Task statement:
Gather from the listing below each line that includes the word "Modem", and copy it.

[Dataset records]
◇ ◇ ◇ ◇
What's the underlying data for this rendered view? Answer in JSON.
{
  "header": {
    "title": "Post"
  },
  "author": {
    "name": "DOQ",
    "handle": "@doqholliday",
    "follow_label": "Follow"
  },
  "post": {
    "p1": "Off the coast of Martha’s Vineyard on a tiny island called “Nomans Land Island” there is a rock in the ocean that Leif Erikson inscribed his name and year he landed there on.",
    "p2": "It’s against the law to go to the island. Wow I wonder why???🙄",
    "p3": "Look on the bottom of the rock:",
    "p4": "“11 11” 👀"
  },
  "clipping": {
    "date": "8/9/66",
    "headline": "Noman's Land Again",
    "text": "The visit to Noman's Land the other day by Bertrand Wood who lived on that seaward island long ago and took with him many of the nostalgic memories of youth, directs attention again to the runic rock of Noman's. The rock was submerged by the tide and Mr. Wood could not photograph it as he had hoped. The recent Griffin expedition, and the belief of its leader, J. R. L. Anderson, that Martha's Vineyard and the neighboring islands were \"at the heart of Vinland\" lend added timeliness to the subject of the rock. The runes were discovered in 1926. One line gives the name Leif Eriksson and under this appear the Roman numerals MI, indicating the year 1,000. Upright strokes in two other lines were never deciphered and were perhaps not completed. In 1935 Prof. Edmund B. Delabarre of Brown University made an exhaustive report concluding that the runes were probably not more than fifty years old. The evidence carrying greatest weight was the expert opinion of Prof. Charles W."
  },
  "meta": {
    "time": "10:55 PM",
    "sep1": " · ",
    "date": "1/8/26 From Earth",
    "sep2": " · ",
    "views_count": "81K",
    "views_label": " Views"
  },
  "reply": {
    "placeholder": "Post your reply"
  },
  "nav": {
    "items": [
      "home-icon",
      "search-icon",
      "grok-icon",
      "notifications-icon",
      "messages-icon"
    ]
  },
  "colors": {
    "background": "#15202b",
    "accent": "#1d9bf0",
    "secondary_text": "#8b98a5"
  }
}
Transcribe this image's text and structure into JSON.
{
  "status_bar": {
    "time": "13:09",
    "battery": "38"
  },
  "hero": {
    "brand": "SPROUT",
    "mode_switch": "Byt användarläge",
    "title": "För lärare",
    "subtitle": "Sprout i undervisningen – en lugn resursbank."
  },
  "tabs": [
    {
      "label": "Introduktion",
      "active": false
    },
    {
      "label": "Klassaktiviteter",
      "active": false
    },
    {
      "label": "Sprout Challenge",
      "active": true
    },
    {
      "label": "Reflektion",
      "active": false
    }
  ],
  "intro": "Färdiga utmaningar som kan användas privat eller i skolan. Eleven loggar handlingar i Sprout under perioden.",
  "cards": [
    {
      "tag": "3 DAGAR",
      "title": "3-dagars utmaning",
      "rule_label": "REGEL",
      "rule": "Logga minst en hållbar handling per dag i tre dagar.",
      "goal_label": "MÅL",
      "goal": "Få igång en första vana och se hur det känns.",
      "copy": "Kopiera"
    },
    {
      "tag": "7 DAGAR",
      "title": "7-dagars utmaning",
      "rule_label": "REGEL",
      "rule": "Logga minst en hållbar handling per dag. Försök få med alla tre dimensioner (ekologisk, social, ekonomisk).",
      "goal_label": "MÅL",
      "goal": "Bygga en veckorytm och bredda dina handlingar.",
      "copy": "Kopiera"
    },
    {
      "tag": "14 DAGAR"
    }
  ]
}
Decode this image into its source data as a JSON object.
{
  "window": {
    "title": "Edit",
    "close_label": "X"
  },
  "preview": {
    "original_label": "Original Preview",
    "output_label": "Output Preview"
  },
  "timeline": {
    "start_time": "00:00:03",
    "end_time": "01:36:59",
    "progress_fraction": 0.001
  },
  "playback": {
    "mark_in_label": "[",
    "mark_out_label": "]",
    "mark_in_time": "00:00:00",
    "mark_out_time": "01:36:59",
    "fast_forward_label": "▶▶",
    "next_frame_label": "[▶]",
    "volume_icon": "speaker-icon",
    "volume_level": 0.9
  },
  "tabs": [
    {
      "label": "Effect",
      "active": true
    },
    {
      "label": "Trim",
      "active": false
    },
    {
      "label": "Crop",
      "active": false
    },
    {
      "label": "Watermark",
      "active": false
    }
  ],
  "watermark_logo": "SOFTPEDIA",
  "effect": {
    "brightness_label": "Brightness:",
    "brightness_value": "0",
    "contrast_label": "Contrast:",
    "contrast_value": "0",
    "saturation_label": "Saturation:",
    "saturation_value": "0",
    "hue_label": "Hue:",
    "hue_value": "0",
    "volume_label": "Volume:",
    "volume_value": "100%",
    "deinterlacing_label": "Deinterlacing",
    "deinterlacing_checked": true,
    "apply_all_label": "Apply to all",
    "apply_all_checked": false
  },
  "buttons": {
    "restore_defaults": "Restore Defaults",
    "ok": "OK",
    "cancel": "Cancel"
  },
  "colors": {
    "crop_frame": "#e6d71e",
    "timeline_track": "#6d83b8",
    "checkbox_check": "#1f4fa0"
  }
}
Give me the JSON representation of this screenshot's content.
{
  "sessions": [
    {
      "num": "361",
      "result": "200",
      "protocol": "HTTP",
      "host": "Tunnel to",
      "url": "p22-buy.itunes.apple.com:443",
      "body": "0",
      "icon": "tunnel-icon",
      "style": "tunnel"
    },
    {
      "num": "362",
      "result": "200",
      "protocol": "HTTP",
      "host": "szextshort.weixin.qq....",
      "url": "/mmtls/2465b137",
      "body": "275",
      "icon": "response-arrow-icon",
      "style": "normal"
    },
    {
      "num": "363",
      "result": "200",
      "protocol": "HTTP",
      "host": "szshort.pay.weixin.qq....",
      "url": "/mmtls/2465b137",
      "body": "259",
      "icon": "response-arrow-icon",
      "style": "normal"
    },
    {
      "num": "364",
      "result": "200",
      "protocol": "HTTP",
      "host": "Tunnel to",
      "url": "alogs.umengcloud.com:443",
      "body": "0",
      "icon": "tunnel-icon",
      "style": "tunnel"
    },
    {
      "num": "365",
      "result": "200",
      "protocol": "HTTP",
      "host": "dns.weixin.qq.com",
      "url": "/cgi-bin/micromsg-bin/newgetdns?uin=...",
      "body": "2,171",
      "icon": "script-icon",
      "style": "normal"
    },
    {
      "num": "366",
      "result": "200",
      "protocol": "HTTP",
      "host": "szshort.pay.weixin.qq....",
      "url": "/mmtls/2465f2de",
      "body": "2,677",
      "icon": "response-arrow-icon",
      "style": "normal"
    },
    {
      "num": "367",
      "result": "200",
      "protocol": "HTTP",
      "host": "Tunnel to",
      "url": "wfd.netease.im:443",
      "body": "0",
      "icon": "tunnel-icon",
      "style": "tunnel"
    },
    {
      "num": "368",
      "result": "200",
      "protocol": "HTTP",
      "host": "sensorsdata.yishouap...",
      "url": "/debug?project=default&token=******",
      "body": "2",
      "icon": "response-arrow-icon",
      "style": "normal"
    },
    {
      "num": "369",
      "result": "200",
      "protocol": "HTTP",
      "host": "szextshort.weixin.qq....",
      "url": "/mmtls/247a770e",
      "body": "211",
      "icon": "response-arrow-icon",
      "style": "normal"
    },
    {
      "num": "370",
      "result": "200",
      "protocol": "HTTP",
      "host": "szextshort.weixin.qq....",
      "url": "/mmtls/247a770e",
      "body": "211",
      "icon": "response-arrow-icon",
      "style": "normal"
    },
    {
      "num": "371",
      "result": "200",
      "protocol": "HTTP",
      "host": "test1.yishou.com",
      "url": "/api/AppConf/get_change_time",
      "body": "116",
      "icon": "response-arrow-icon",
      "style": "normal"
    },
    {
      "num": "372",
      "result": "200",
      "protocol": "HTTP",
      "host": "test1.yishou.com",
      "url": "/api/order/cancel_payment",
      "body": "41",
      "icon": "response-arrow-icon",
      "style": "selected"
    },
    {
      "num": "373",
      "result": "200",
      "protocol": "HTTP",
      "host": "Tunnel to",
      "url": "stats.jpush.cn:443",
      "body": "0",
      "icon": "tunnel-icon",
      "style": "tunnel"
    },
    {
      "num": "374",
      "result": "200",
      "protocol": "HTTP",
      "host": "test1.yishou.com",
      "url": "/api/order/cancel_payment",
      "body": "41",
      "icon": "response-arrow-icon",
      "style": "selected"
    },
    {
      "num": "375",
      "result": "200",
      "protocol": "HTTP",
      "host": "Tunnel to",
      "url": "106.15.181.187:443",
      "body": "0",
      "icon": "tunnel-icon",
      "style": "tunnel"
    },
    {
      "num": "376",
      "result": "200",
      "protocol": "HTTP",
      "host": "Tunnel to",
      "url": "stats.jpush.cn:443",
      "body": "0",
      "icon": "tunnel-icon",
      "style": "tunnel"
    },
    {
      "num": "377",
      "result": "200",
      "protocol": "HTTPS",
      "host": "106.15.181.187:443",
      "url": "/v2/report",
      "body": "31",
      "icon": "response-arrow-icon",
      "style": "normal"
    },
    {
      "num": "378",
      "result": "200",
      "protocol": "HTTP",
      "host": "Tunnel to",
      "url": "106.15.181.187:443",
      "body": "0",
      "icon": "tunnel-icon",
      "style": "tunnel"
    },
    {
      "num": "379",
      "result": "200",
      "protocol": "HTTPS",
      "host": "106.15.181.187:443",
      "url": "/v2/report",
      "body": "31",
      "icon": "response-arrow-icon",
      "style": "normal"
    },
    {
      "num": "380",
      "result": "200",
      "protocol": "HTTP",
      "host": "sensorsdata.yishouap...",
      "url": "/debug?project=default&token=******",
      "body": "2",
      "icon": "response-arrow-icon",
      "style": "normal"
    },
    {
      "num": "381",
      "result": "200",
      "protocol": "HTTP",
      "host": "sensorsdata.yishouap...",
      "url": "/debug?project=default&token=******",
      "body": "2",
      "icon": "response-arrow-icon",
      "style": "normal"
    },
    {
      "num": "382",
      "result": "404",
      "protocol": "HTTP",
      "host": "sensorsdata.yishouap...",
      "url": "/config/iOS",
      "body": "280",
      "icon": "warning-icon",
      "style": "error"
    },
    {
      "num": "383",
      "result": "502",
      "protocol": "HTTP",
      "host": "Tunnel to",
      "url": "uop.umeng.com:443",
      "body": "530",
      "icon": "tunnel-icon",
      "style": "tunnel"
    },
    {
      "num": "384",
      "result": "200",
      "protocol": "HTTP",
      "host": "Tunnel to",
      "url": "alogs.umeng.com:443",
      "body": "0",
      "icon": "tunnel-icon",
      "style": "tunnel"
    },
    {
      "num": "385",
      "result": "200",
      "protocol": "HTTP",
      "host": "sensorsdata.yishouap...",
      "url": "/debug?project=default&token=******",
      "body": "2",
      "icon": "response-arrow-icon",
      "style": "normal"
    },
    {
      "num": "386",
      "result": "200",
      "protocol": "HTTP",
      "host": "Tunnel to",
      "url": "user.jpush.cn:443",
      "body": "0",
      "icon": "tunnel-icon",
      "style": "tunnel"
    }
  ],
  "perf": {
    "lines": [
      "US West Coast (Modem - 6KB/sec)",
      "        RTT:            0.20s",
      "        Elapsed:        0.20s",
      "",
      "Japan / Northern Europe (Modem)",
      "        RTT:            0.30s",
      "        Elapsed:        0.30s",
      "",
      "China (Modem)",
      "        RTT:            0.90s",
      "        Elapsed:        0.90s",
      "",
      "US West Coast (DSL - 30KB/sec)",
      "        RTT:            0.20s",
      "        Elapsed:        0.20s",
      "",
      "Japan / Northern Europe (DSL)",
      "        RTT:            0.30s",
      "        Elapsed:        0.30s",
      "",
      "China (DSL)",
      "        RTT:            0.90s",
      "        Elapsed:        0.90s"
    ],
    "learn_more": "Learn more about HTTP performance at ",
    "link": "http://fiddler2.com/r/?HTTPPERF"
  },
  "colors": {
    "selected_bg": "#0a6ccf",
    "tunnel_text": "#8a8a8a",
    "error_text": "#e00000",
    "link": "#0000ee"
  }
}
◇ ◇ ◇ ◇
Answer for the task:
      "US West Coast (Modem - 6KB/sec)",
      "Japan / Northern Europe (Modem)",
      "China (Modem)",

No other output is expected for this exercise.